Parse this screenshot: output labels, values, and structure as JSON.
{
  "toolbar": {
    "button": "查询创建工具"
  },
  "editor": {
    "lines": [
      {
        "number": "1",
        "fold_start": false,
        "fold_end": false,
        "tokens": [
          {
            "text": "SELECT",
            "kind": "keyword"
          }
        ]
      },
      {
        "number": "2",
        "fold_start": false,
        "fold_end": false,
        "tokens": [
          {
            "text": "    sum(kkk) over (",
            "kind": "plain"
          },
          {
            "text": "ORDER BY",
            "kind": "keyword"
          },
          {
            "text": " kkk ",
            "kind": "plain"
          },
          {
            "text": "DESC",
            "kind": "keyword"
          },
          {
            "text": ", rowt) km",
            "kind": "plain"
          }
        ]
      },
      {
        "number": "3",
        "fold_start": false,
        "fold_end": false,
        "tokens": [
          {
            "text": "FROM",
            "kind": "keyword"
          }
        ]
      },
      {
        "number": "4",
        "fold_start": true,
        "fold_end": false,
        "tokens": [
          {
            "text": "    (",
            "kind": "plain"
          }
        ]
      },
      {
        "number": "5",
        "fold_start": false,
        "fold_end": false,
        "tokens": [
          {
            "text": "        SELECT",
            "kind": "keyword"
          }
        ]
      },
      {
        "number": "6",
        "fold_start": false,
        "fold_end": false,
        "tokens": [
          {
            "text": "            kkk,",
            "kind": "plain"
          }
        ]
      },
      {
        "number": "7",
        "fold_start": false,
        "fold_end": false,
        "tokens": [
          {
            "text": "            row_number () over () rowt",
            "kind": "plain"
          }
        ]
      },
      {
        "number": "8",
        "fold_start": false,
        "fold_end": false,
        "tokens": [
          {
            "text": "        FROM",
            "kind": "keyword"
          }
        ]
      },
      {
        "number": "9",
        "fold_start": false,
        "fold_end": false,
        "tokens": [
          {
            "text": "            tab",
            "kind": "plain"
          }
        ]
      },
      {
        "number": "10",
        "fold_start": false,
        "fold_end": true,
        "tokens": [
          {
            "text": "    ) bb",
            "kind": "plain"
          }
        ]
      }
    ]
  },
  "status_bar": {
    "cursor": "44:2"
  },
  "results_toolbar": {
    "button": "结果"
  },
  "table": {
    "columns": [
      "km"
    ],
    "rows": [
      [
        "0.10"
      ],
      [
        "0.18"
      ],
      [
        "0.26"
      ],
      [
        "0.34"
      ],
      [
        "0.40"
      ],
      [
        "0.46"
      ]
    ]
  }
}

---*---

● Your objective: Count the lines of these entries that hold the string "rowt", and give only that number.

● Solution to this problem: 2